▸ Problem
Copy all of the records below verbatim.

--- begin Recorded data ---

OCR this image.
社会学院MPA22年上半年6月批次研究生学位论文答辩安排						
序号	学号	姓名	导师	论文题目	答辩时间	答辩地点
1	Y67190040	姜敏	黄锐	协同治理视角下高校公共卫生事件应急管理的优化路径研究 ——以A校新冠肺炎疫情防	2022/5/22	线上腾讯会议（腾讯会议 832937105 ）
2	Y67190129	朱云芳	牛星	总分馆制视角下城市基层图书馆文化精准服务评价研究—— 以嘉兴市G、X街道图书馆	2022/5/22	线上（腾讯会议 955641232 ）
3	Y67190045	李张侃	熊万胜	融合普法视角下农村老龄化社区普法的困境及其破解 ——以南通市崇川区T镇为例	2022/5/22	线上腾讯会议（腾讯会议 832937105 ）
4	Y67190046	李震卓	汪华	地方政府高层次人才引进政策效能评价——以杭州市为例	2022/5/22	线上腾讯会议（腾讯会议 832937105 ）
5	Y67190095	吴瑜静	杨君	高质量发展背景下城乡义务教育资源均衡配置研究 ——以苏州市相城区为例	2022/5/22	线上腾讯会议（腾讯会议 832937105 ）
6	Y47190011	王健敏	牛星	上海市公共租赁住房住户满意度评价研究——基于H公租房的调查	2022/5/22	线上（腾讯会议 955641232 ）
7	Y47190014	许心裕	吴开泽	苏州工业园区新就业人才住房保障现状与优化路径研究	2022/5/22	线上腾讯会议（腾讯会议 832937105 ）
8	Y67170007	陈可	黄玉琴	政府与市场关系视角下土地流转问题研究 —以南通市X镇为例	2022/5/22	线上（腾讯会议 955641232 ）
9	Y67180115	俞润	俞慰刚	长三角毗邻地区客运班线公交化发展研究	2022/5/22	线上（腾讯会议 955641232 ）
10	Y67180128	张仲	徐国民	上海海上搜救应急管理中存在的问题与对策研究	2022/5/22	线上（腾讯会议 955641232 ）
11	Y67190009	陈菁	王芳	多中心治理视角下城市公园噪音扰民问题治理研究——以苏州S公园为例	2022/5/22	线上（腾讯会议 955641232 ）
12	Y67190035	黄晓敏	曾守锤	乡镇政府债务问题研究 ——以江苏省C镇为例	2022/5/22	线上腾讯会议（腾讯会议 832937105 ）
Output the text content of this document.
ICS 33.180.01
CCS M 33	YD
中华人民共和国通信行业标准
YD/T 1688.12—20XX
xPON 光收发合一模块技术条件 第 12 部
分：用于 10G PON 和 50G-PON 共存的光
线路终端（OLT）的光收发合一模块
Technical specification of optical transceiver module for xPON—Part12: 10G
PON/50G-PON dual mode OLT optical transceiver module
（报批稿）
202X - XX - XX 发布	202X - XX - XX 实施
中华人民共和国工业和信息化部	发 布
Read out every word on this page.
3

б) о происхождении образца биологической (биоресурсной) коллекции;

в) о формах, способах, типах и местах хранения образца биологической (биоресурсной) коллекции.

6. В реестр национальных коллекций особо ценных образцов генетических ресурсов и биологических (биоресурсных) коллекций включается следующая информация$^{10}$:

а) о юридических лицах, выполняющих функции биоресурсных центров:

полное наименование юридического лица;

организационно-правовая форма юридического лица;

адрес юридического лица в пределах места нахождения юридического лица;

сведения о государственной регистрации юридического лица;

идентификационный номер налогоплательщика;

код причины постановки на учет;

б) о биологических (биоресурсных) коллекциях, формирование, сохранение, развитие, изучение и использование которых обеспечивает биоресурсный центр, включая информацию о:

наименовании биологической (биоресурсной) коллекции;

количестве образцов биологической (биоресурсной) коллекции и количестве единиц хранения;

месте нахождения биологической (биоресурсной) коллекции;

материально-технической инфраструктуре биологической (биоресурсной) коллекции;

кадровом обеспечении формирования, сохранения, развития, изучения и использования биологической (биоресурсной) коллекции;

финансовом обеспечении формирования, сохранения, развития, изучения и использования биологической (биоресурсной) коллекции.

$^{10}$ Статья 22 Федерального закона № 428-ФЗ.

--- end Recorded data ---

▸ Full solution
OCR this image.
社会学院MPA22年上半年6月批次研究生学位论文答辩安排						
序号	学号	姓名	导师	论文题目	答辩时间	答辩地点
1	Y67190040	姜敏	黄锐	协同治理视角下高校公共卫生事件应急管理的优化路径研究 ——以A校新冠肺炎疫情防	2022/5/22	线上腾讯会议（腾讯会议 832937105 ）
2	Y67190129	朱云芳	牛星	总分馆制视角下城市基层图书馆文化精准服务评价研究—— 以嘉兴市G、X街道图书馆	2022/5/22	线上（腾讯会议 955641232 ）
3	Y67190045	李张侃	熊万胜	融合普法视角下农村老龄化社区普法的困境及其破解 ——以南通市崇川区T镇为例	2022/5/22	线上腾讯会议（腾讯会议 832937105 ）
4	Y67190046	李震卓	汪华	地方政府高层次人才引进政策效能评价——以杭州市为例	2022/5/22	线上腾讯会议（腾讯会议 832937105 ）
5	Y67190095	吴瑜静	杨君	高质量发展背景下城乡义务教育资源均衡配置研究 ——以苏州市相城区为例	2022/5/22	线上腾讯会议（腾讯会议 832937105 ）
6	Y47190011	王健敏	牛星	上海市公共租赁住房住户满意度评价研究——基于H公租房的调查	2022/5/22	线上（腾讯会议 955641232 ）
7	Y47190014	许心裕	吴开泽	苏州工业园区新就业人才住房保障现状与优化路径研究	2022/5/22	线上腾讯会议（腾讯会议 832937105 ）
8	Y67170007	陈可	黄玉琴	政府与市场关系视角下土地流转问题研究 —以南通市X镇为例	2022/5/22	线上（腾讯会议 955641232 ）
9	Y67180115	俞润	俞慰刚	长三角毗邻地区客运班线公交化发展研究	2022/5/22	线上（腾讯会议 955641232 ）
10	Y67180128	张仲	徐国民	上海海上搜救应急管理中存在的问题与对策研究	2022/5/22	线上（腾讯会议 955641232 ）
11	Y67190009	陈菁	王芳	多中心治理视角下城市公园噪音扰民问题治理研究——以苏州S公园为例	2022/5/22	线上（腾讯会议 955641232 ）
12	Y67190035	黄晓敏	曾守锤	乡镇政府债务问题研究 ——以江苏省C镇为例	2022/5/22	线上腾讯会议（腾讯会议 832937105 ）
Output the text content of this document.
ICS 33.180.01
CCS M 33	YD
中华人民共和国通信行业标准
YD/T 1688.12—20XX
xPON 光收发合一模块技术条件 第 12 部
分：用于 10G PON 和 50G-PON 共存的光
线路终端（OLT）的光收发合一模块
Technical specification of optical transceiver module for xPON—Part12: 10G
PON/50G-PON dual mode OLT optical transceiver module
（报批稿）
202X - XX - XX 发布	202X - XX - XX 实施
中华人民共和国工业和信息化部	发 布
Read out every word on this page.
3

б) о происхождении образца биологической (биоресурсной) коллекции;

в) о формах, способах, типах и местах хранения образца биологической (биоресурсной) коллекции.

6. В реестр национальных коллекций особо ценных образцов генетических ресурсов и биологических (биоресурсных) коллекций включается следующая информация$^{10}$:

а) о юридических лицах, выполняющих функции биоресурсных центров:

полное наименование юридического лица;

организационно-правовая форма юридического лица;

адрес юридического лица в пределах места нахождения юридического лица;

сведения о государственной регистрации юридического лица;

идентификационный номер налогоплательщика;

код причины постановки на учет;

б) о биологических (биоресурсных) коллекциях, формирование, сохранение, развитие, изучение и использование которых обеспечивает биоресурсный центр, включая информацию о:

наименовании биологической (биоресурсной) коллекции;

количестве образцов биологической (биоресурсной) коллекции и количестве единиц хранения;

месте нахождения биологической (биоресурсной) коллекции;

материально-технической инфраструктуре биологической (биоресурсной) коллекции;

кадровом обеспечении формирования, сохранения, развития, изучения и использования биологической (биоресурсной) коллекции;

финансовом обеспечении формирования, сохранения, развития, изучения и использования биологической (биоресурсной) коллекции.

$^{10}$ Статья 22 Федерального закона № 428-ФЗ.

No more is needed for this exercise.